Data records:
+ + + +
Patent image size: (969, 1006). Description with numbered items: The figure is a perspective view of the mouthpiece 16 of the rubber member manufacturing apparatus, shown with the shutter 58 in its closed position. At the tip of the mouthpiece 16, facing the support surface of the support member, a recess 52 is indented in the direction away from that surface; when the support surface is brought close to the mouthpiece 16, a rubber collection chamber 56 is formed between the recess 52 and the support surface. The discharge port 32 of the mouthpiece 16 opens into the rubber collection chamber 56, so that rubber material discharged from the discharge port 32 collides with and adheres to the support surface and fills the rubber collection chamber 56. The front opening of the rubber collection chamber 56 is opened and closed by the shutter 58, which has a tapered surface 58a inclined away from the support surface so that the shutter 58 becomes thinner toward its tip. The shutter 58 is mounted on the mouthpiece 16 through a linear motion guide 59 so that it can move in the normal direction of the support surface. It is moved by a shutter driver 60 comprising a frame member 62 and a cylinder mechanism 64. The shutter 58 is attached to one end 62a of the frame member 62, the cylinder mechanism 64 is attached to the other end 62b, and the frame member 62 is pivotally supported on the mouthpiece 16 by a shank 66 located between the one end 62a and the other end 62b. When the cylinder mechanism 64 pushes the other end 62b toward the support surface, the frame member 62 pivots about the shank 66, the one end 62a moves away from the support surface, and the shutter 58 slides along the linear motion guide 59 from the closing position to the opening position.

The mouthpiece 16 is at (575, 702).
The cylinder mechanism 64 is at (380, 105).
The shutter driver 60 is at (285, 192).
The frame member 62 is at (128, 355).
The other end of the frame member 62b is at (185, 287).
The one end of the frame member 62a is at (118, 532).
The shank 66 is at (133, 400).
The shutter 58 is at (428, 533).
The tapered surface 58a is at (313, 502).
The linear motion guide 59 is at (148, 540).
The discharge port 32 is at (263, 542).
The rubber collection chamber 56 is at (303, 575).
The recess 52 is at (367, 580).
+ + + +
__TASK DIRECTIONS__:
Rewrite the material from its beginning through the line containing "The cylinder mechanism 64 is at (380, 105).", changing "perspective view" to "side view" and leaving everything else as it is.

__FINAL RESULT__:
Patent image size: (969, 1006). Description with numbered items: The figure is a side view of the mouthpiece 16 of the rubber member manufacturing apparatus, shown with the shutter 58 in its closed position. At the tip of the mouthpiece 16, facing the support surface of the support member, a recess 52 is indented in the direction away from that surface; when the support surface is brought close to the mouthpiece 16, a rubber collection chamber 56 is formed between the recess 52 and the support surface. The discharge port 32 of the mouthpiece 16 opens into the rubber collection chamber 56, so that rubber material discharged from the discharge port 32 collides with and adheres to the support surface and fills the rubber collection chamber 56. The front opening of the rubber collection chamber 56 is opened and closed by the shutter 58, which has a tapered surface 58a inclined away from the support surface so that the shutter 58 becomes thinner toward its tip. The shutter 58 is mounted on the mouthpiece 16 through a linear motion guide 59 so that it can move in the normal direction of the support surface. It is moved by a shutter driver 60 comprising a frame member 62 and a cylinder mechanism 64. The shutter 58 is attached to one end 62a of the frame member 62, the cylinder mechanism 64 is attached to the other end 62b, and the frame member 62 is pivotally supported on the mouthpiece 16 by a shank 66 located between the one end 62a and the other end 62b. When the cylinder mechanism 64 pushes the other end 62b toward the support surface, the frame member 62 pivots about the shank 66, the one end 62a moves away from the support surface, and the shutter 58 slides along the linear motion guide 59 from the closing position to the opening position.

The mouthpiece 16 is at (575, 702).
The cylinder mechanism 64 is at (380, 105).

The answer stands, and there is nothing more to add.